Stored items
::::::

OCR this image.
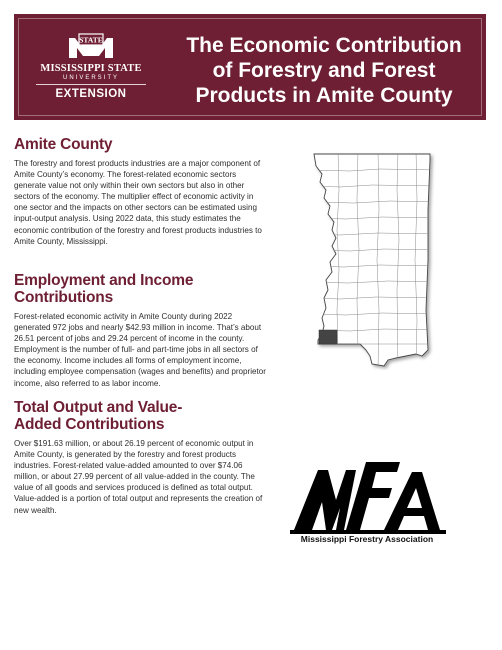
STATE
MISSISSIPPI STATE
UNIVERSITY
EXTENSION
The Economic Contribution
of Forestry and Forest
Products in Amite County
Amite County

The forestry and forest products industries are a major component of Amite County’s economy. The forest-related economic sectors generate value not only within their own sectors but also in other sectors of the economy. The multiplier effect of economic activity in one sector and the impacts on other sectors can be estimated using input-output analysis. Using 2022 data, this study estimates the economic contribution of the forestry and forest products industries to Amite County, Mississippi.

Employment and Income Contributions

Forest-related economic activity in Amite County during 2022 generated 972 jobs and nearly $42.93 million in income. That’s about 26.51 percent of jobs and 29.24 percent of income in the county. Employment is the number of full- and part-time jobs in all sectors of the economy. Income includes all forms of employment income, including employee compensation (wages and benefits) and proprietor income, also referred to as labor income.

Total Output and Value-
Added Contributions

Over $191.63 million, or about 26.19 percent of economic output in Amite County, is generated by the forestry and forest products industries. Forest-related value-added amounted to over $74.06 million, or about 27.99 percent of all value-added in the county. The value of all goods and services produced is defined as total output. Value-added is a portion of total output and represents the creation of new wealth.

Mississippi Forestry Association
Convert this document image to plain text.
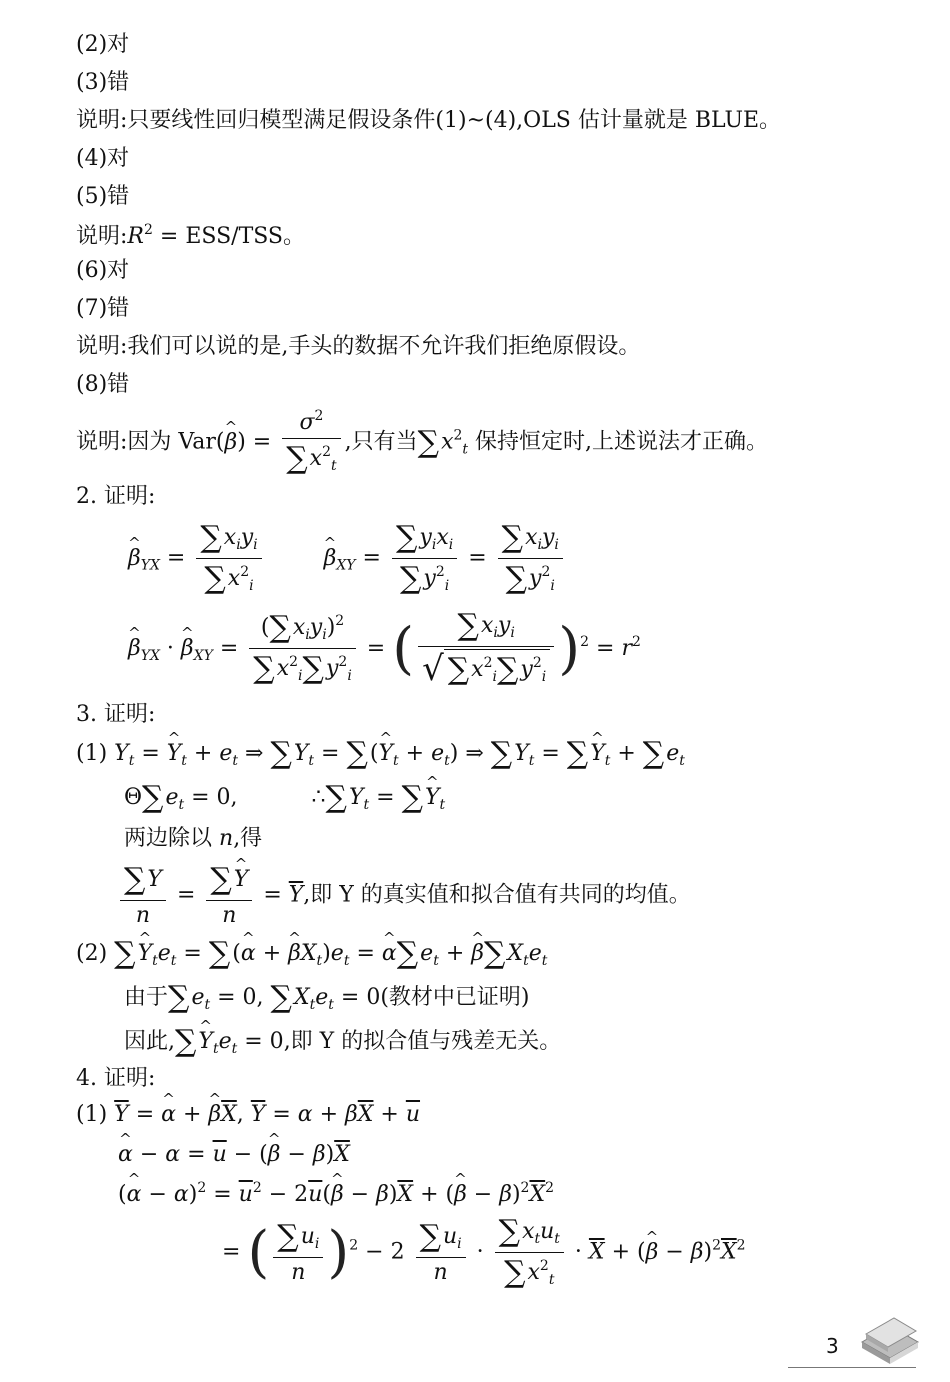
(2)对
(3)错
说明:只要线性回归模型满足假设条件(1)~(4),OLS 估计量就是 BLUE。
(4)对
(5)错
说明$:R^2 = ESS/TSS$。
(6)对
(7)错
说明:我们可以说的是,手头的数据不允许我们拒绝原假设。
(8)错
说明:因为 Var(^ $\beta) = \frac{\sigma^2}{\sum x^2_t}$ ,只有当$\sum x^2_t$ 保持恒定时,上述说法才正确。
2. 证明:
^ $\beta_{YX} = \frac{\sum x_iy_i}{\sum x^2_i}$	^ $\beta_{XY} = \frac{\sum y_ix_i}{\sum y^2_i} = \frac{\sum x_iy_i}{\sum y^2_i}$
^ $\beta_{YX}$ · ^ $\beta_{XY} = \frac{(\sum x_iy_i)^2}{\sum x^2_i\sum y^2_i}$ = ( $\frac{\sum x_iy_i}{√ \sum x^2_i\sum y^2_i} )^2 = r^2$
3. 证明:
(1) $Y_t$ = ^ $Y_t + e_t$ ⇒ $\sum Y_t$ = ∑(^ $Y_t + e_t$) ⇒ $\sum Y_t$ = ∑^ $Y_t + \sum e_t$
$\Theta\sum e_t = 0$,	$\therefore\sum Y_t$ = ∑^ $Y_t$
两边除以 n,得
$\frac{\sum Y}{n} = \frac{\sum\^{} Y}{n} = \overline{Y}$,即 Y 的真实值和拟合值有共同的均值。
(2) ∑^ $Y_te_t$ = ∑(^ α + ^ $\beta X_t)e_t$ = ^ $\alpha\sum e_t$ + ^ $\beta\sum X_te_t$
由于$\sum e_t = 0$, $\sum X_te_t = 0$(教材中已证明)
因此,∑^ $Y_te_t = 0$,即 Y 的拟合值与残差无关。
4. 证明:
(1) $\overline{Y}$ = ^ α + ^ $\beta\overline{X}$, $\overline{Y} = \alpha + \beta\overline{X} + \overline{u}$
^ $\alpha - \alpha = \overline{u}$ − (^ $\beta - \beta)\overline{X}$
(^ $\alpha - \alpha)^2 = \overline{u}^2$ − $2\overline{u}(\^{}$ $\beta - \beta)\overline{X}$ + (^ $\beta - \beta)^2\overline{X}^2$
= ( $\frac{\sum u_i}{n} )^2 - 2 \frac{\sum u_i}{n} \cdot \frac{\sum x_tu_t}{\sum x^2_t} \cdot \overline{X}$ + (^ $\beta - \beta)^2\overline{X}^2$
3
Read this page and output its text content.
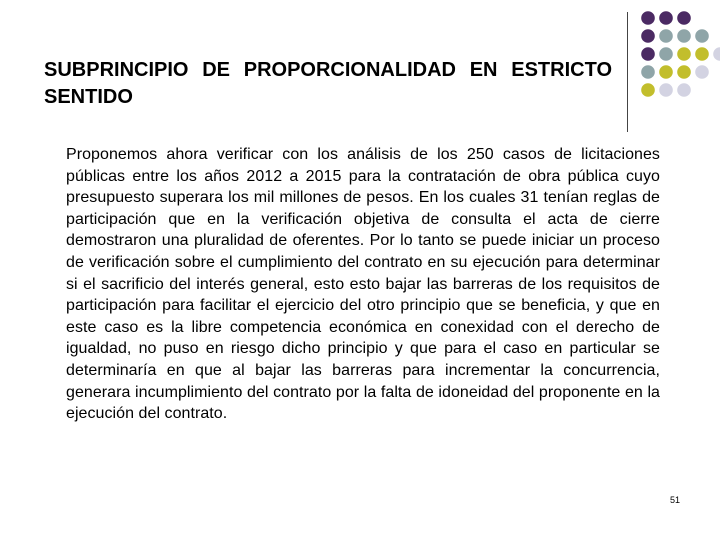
SUBPRINCIPIO DE PROPORCIONALIDAD EN ESTRICTO SENTIDO

Proponemos ahora verificar con los análisis de los 250 casos de licitaciones públicas entre los años 2012 a 2015 para la contratación de obra pública cuyo presupuesto superara los mil millones de pesos. En los cuales 31 tenían reglas de participación que en la verificación objetiva de consulta el acta de cierre demostraron una pluralidad de oferentes. Por lo tanto se puede iniciar un proceso de verificación sobre el cumplimiento del contrato en su ejecución para determinar si el sacrificio del interés general, esto esto bajar las barreras de los requisitos de participación para facilitar el ejercicio del otro principio que se beneficia, y que en este caso es la libre competencia económica en conexidad con el derecho de igualdad, no puso en riesgo dicho principio y que para el caso en particular se determinaría en que al bajar las barreras para incrementar la concurrencia, generara incumplimiento del contrato por la falta de idoneidad del proponente en la ejecución del contrato.

51
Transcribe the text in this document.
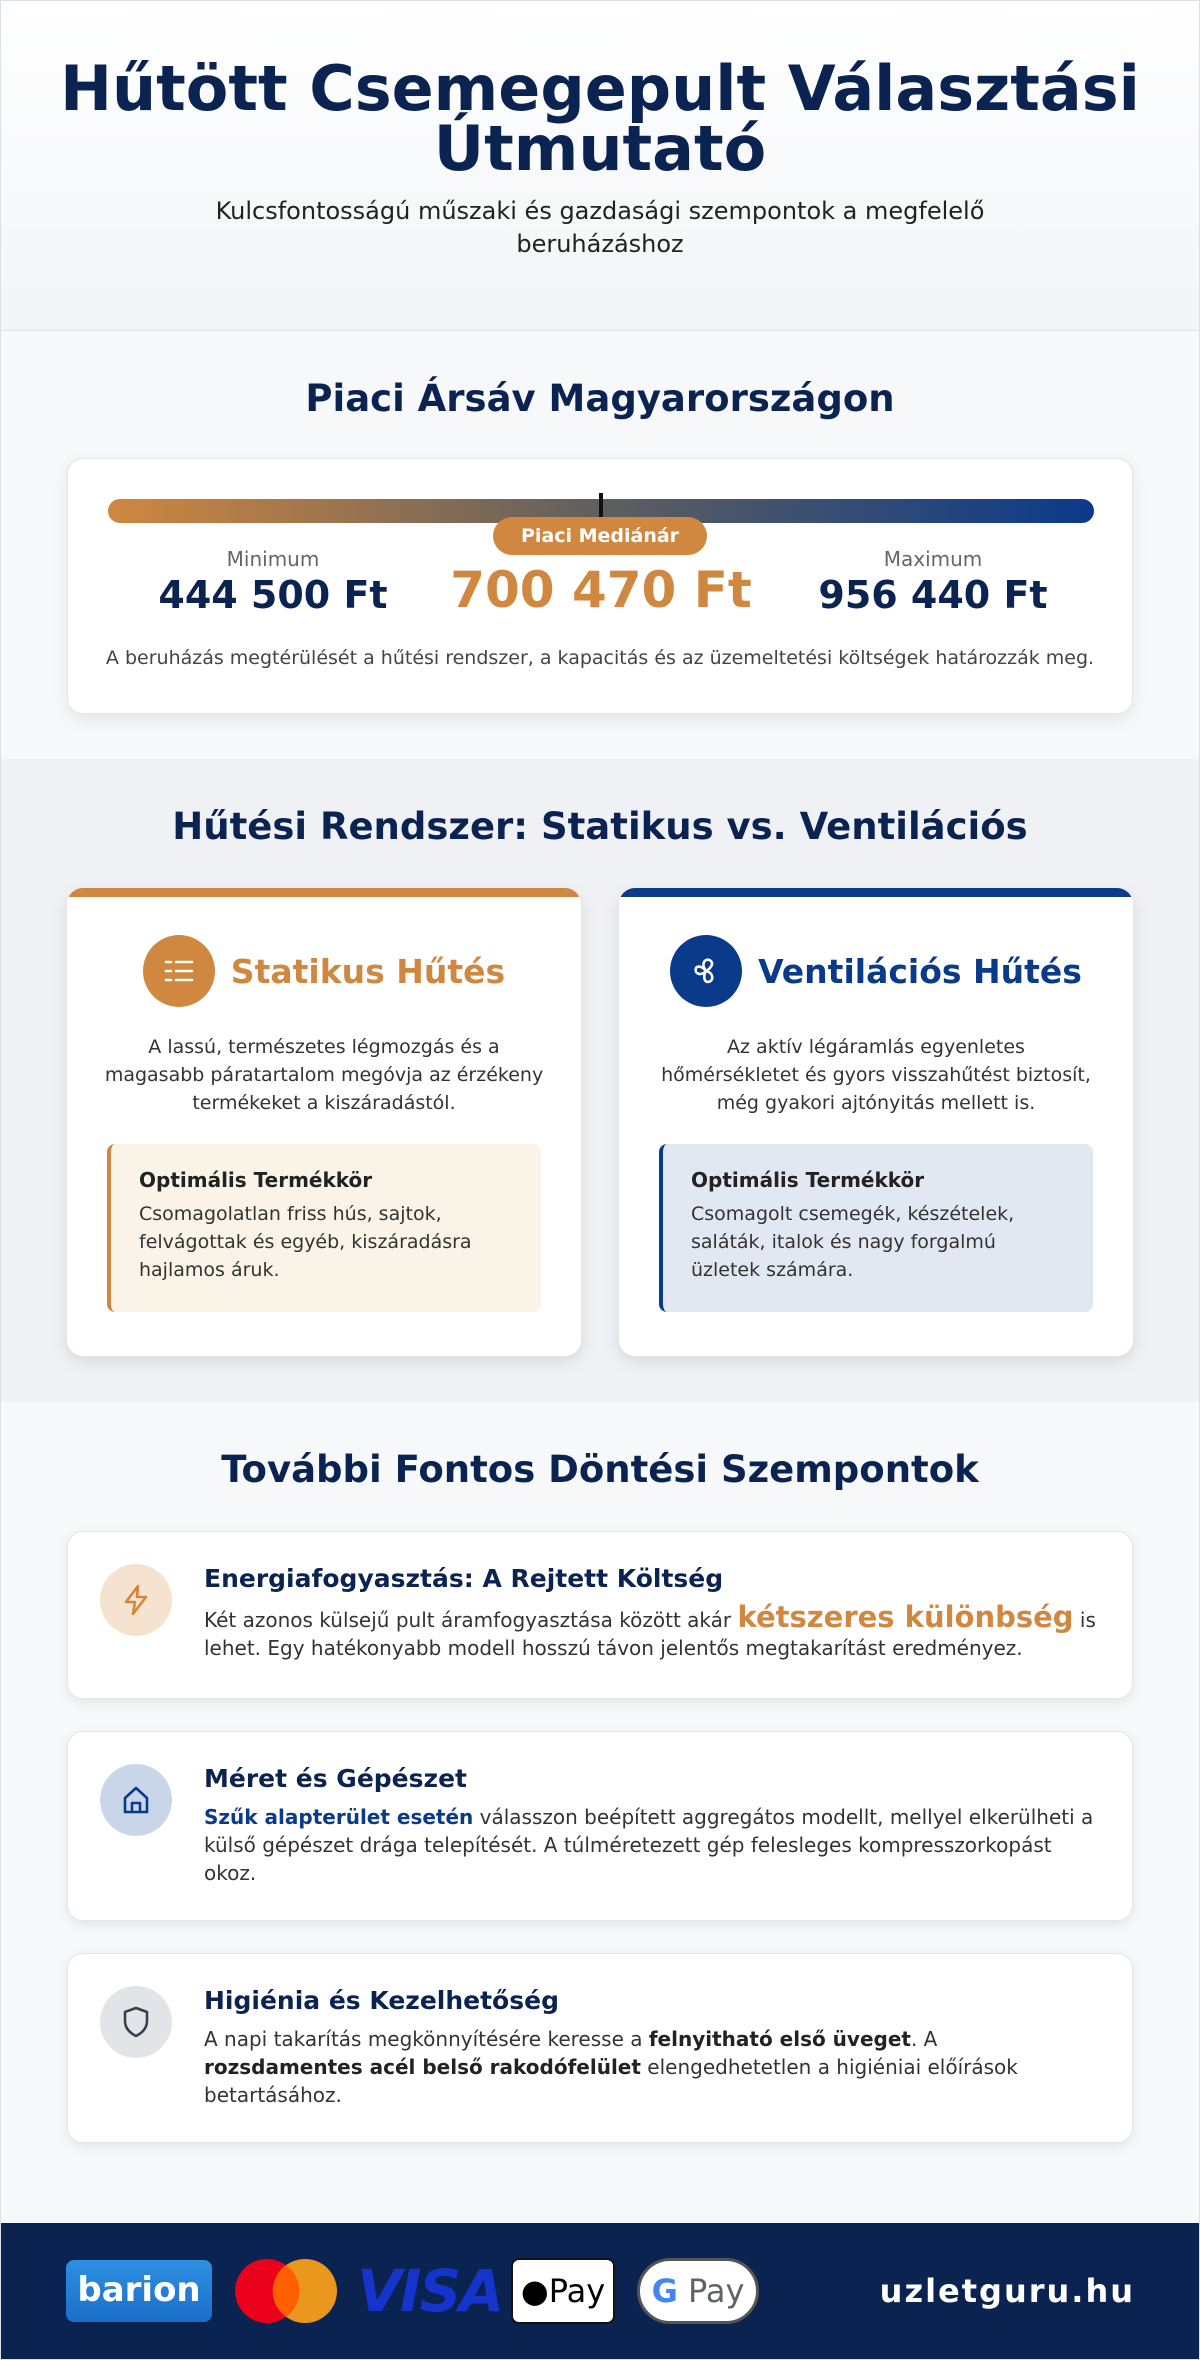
Hűtött Csemegepult Választási Útmutató

Kulcsfontosságú műszaki és gazdasági szempontok a megfelelő beruházáshoz

Piaci Ársáv Magyarországon
Piaci Mediánár
Minimum
444 500 Ft	700 470 Ft
Maximum
956 440 Ft
A beruházás megtérülését a hűtési rendszer, a kapacitás és az üzemeltetési költségek határozzák meg.
Hűtési Rendszer: Statikus vs. Ventilációs
Statikus Hűtés

A lassú, természetes légmozgás és a magasabb páratartalom megóvja az érzékeny termékeket a kiszáradástól.

Optimális Termékkör

Csomagolatlan friss hús, sajtok, felvágottak és egyéb, kiszáradásra hajlamos áruk.

Ventilációs Hűtés

Az aktív légáramlás egyenletes hőmérsékletet és gyors visszahűtést biztosít, még gyakori ajtónyitás mellett is.

Optimális Termékkör

Csomagolt csemegék, készételek, saláták, italok és nagy forgalmú üzletek számára.

További Fontos Döntési Szempontok
Energiafogyasztás: A Rejtett Költség

Két azonos külsejű pult áramfogyasztása között akár kétszeres különbség is lehet. Egy hatékonyabb modell hosszú távon jelentős megtakarítást eredményez.

Méret és Gépészet

Szűk alapterület esetén válasszon beépített aggregátos modellt, mellyel elkerülheti a külső gépészet drága telepítését. A túlméretezett gép felesleges kompresszorkopást okoz.

Higiénia és Kezelhetőség

A napi takarítás megkönnyítésére keresse a felnyitható első üveget. A rozsdamentes acél belső rakodófelület elengedhetetlen a higiéniai előírások betartásához.

barion	VISA ●Pay	G Pay	uzletguru.hu
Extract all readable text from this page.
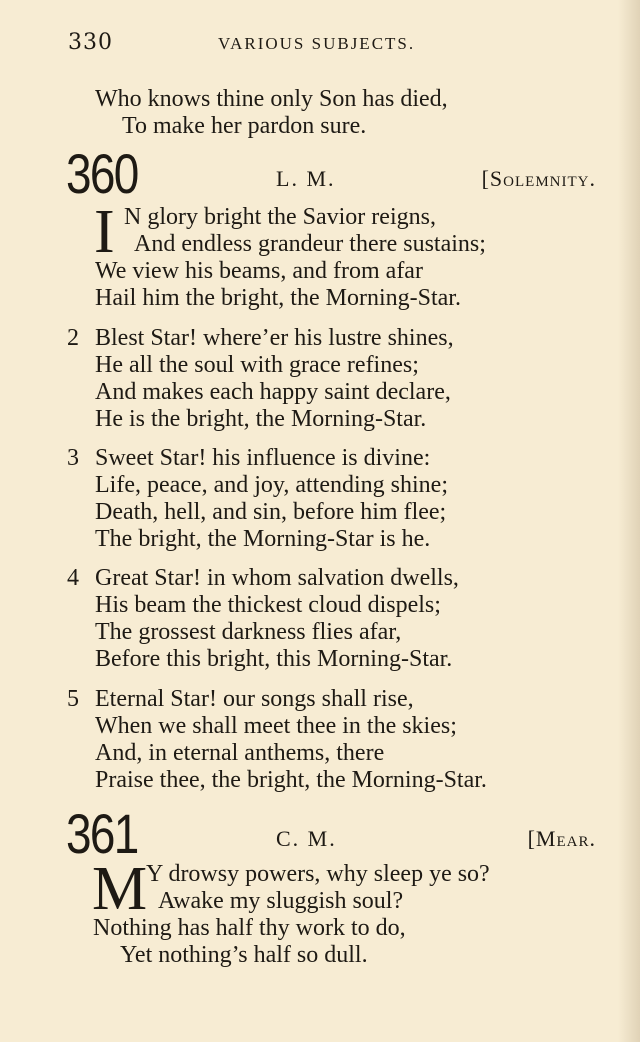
330	VARIOUS SUBJECTS.
Who knows thine only Son has died,
To make her pardon sure.
360	L. M.	[Solemnity.
I N glory bright the Savior reigns,
And endless grandeur there sustains;
We view his beams, and from afar
Hail him the bright, the Morning-Star.
2 Blest Star! where’er his lustre shines,
He all the soul with grace refines;
And makes each happy saint declare,
He is the bright, the Morning-Star.
3 Sweet Star! his influence is divine:
Life, peace, and joy, attending shine;
Death, hell, and sin, before him flee;
The bright, the Morning-Star is he.
4 Great Star! in whom salvation dwells,
His beam the thickest cloud dispels;
The grossest darkness flies afar,
Before this bright, this Morning-Star.
5 Eternal Star! our songs shall rise,
When we shall meet thee in the skies;
And, in eternal anthems, there
Praise thee, the bright, the Morning-Star.
361	C. M.	[Mear.
M
Y drowsy powers, why sleep ye so?
Awake my sluggish soul?
Nothing has half thy work to do,
Yet nothing’s half so dull.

::::::

Write out the listing word for word, omitting the pictures it holds.

OCR this image.
STATE
MISSISSIPPI STATE
UNIVERSITY
EXTENSION
The Economic Contribution
of Forestry and Forest
Products in Amite County
Amite County

The forestry and forest products industries are a major component of Amite County’s economy. The forest-related economic sectors generate value not only within their own sectors but also in other sectors of the economy. The multiplier effect of economic activity in one sector and the impacts on other sectors can be estimated using input-output analysis. Using 2022 data, this study estimates the economic contribution of the forestry and forest products industries to Amite County, Mississippi.

Employment and Income Contributions

Forest-related economic activity in Amite County during 2022 generated 972 jobs and nearly $42.93 million in income. That’s about 26.51 percent of jobs and 29.24 percent of income in the county. Employment is the number of full- and part-time jobs in all sectors of the economy. Income includes all forms of employment income, including employee compensation (wages and benefits) and proprietor income, also referred to as labor income.

Total Output and Value-
Added Contributions

Over $191.63 million, or about 26.19 percent of economic output in Amite County, is generated by the forestry and forest products industries. Forest-related value-added amounted to over $74.06 million, or about 27.99 percent of all value-added in the county. The value of all goods and services produced is defined as total output. Value-added is a portion of total output and represents the creation of new wealth.

Mississippi Forestry Association
Convert this document image to plain text.
(2)对
(3)错
说明:只要线性回归模型满足假设条件(1)~(4),OLS 估计量就是 BLUE。
(4)对
(5)错
说明$:R^2 = ESS/TSS$。
(6)对
(7)错
说明:我们可以说的是,手头的数据不允许我们拒绝原假设。
(8)错
说明:因为 Var(^ $\beta) = \frac{\sigma^2}{\sum x^2_t}$ ,只有当$\sum x^2_t$ 保持恒定时,上述说法才正确。
2. 证明:
^ $\beta_{YX} = \frac{\sum x_iy_i}{\sum x^2_i}$	^ $\beta_{XY} = \frac{\sum y_ix_i}{\sum y^2_i} = \frac{\sum x_iy_i}{\sum y^2_i}$
^ $\beta_{YX}$ · ^ $\beta_{XY} = \frac{(\sum x_iy_i)^2}{\sum x^2_i\sum y^2_i}$ = ( $\frac{\sum x_iy_i}{√ \sum x^2_i\sum y^2_i} )^2 = r^2$
3. 证明:
(1) $Y_t$ = ^ $Y_t + e_t$ ⇒ $\sum Y_t$ = ∑(^ $Y_t + e_t$) ⇒ $\sum Y_t$ = ∑^ $Y_t + \sum e_t$
$\Theta\sum e_t = 0$,	$\therefore\sum Y_t$ = ∑^ $Y_t$
两边除以 n,得
$\frac{\sum Y}{n} = \frac{\sum\^{} Y}{n} = \overline{Y}$,即 Y 的真实值和拟合值有共同的均值。
(2) ∑^ $Y_te_t$ = ∑(^ α + ^ $\beta X_t)e_t$ = ^ $\alpha\sum e_t$ + ^ $\beta\sum X_te_t$
由于$\sum e_t = 0$, $\sum X_te_t = 0$(教材中已证明)
因此,∑^ $Y_te_t = 0$,即 Y 的拟合值与残差无关。
4. 证明:
(1) $\overline{Y}$ = ^ α + ^ $\beta\overline{X}$, $\overline{Y} = \alpha + \beta\overline{X} + \overline{u}$
^ $\alpha - \alpha = \overline{u}$ − (^ $\beta - \beta)\overline{X}$
(^ $\alpha - \alpha)^2 = \overline{u}^2$ − $2\overline{u}(\^{}$ $\beta - \beta)\overline{X}$ + (^ $\beta - \beta)^2\overline{X}^2$
= ( $\frac{\sum u_i}{n} )^2 - 2 \frac{\sum u_i}{n} \cdot \frac{\sum x_tu_t}{\sum x^2_t} \cdot \overline{X}$ + (^ $\beta - \beta)^2\overline{X}^2$
3
Read this page and output its text content.
SUBPRINCIPIO DE PROPORCIONALIDAD EN ESTRICTO SENTIDO

Proponemos ahora verificar con los análisis de los 250 casos de licitaciones públicas entre los años 2012 a 2015 para la contratación de obra pública cuyo presupuesto superara los mil millones de pesos. En los cuales 31 tenían reglas de participación que en la verificación objetiva de consulta el acta de cierre demostraron una pluralidad de oferentes. Por lo tanto se puede iniciar un proceso de verificación sobre el cumplimiento del contrato en su ejecución para determinar si el sacrificio del interés general, esto esto bajar las barreras de los requisitos de participación para facilitar el ejercicio del otro principio que se beneficia, y que en este caso es la libre competencia económica en conexidad con el derecho de igualdad, no puso en riesgo dicho principio y que para el caso en particular se determinaría en que al bajar las barreras para incrementar la concurrencia, generara incumplimiento del contrato por la falta de idoneidad del proponente en la ejecución del contrato.

51
Transcribe the text in this document.
Hűtött Csemegepult Választási Útmutató

Kulcsfontosságú műszaki és gazdasági szempontok a megfelelő beruházáshoz

Piaci Ársáv Magyarországon
Piaci Mediánár
Minimum
444 500 Ft	700 470 Ft
Maximum
956 440 Ft
A beruházás megtérülését a hűtési rendszer, a kapacitás és az üzemeltetési költségek határozzák meg.
Hűtési Rendszer: Statikus vs. Ventilációs
Statikus Hűtés

A lassú, természetes légmozgás és a magasabb páratartalom megóvja az érzékeny termékeket a kiszáradástól.

Optimális Termékkör

Csomagolatlan friss hús, sajtok, felvágottak és egyéb, kiszáradásra hajlamos áruk.

Ventilációs Hűtés

Az aktív légáramlás egyenletes hőmérsékletet és gyors visszahűtést biztosít, még gyakori ajtónyitás mellett is.

Optimális Termékkör

Csomagolt csemegék, készételek, saláták, italok és nagy forgalmú üzletek számára.

További Fontos Döntési Szempontok
Energiafogyasztás: A Rejtett Költség

Két azonos külsejű pult áramfogyasztása között akár kétszeres különbség is lehet. Egy hatékonyabb modell hosszú távon jelentős megtakarítást eredményez.

Méret és Gépészet

Szűk alapterület esetén válasszon beépített aggregátos modellt, mellyel elkerülheti a külső gépészet drága telepítését. A túlméretezett gép felesleges kompresszorkopást okoz.

Higiénia és Kezelhetőség

A napi takarítás megkönnyítésére keresse a felnyitható első üveget. A rozsdamentes acél belső rakodófelület elengedhetetlen a higiéniai előírások betartásához.

barion	VISA ●Pay	G Pay	uzletguru.hu
Extract all readable text from this page.
330	VARIOUS SUBJECTS.
Who knows thine only Son has died,
To make her pardon sure.
360	L. M.	[Solemnity.
I N glory bright the Savior reigns,
And endless grandeur there sustains;
We view his beams, and from afar
Hail him the bright, the Morning-Star.
2 Blest Star! where’er his lustre shines,
He all the soul with grace refines;
And makes each happy saint declare,
He is the bright, the Morning-Star.
3 Sweet Star! his influence is divine:
Life, peace, and joy, attending shine;
Death, hell, and sin, before him flee;
The bright, the Morning-Star is he.
4 Great Star! in whom salvation dwells,
His beam the thickest cloud dispels;
The grossest darkness flies afar,
Before this bright, this Morning-Star.
5 Eternal Star! our songs shall rise,
When we shall meet thee in the skies;
And, in eternal anthems, there
Praise thee, the bright, the Morning-Star.
361	C. M.	[Mear.
M
Y drowsy powers, why sleep ye so?
Awake my sluggish soul?
Nothing has half thy work to do,
Yet nothing’s half so dull.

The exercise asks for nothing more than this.